What is expected:
Copy every record below, exactly as written.

Exercise materials:
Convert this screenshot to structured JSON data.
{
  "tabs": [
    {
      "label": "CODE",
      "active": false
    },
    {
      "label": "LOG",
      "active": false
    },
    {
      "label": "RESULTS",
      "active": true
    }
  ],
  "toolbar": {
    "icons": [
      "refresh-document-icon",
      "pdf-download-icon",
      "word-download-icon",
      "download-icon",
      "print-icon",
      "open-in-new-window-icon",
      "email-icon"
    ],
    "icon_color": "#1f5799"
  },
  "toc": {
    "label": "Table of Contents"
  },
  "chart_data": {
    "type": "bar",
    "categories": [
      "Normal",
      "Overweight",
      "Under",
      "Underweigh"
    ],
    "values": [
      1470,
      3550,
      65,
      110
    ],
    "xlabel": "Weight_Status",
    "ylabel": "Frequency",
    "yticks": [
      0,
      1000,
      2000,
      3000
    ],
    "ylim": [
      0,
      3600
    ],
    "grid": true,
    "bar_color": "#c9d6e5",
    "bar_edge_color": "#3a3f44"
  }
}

Task answer:
Convert this screenshot to structured JSON data.
{
  "tabs": [
    {
      "label": "CODE",
      "active": false
    },
    {
      "label": "LOG",
      "active": false
    },
    {
      "label": "RESULTS",
      "active": true
    }
  ],
  "toolbar": {
    "icons": [
      "refresh-document-icon",
      "pdf-download-icon",
      "word-download-icon",
      "download-icon",
      "print-icon",
      "open-in-new-window-icon",
      "email-icon"
    ],
    "icon_color": "#1f5799"
  },
  "toc": {
    "label": "Table of Contents"
  },
  "chart_data": {
    "type": "bar",
    "categories": [
      "Normal",
      "Overweight",
      "Under",
      "Underweigh"
    ],
    "values": [
      1470,
      3550,
      65,
      110
    ],
    "xlabel": "Weight_Status",
    "ylabel": "Frequency",
    "yticks": [
      0,
      1000,
      2000,
      3000
    ],
    "ylim": [
      0,
      3600
    ],
    "grid": true,
    "bar_color": "#c9d6e5",
    "bar_edge_color": "#3a3f44"
  }
}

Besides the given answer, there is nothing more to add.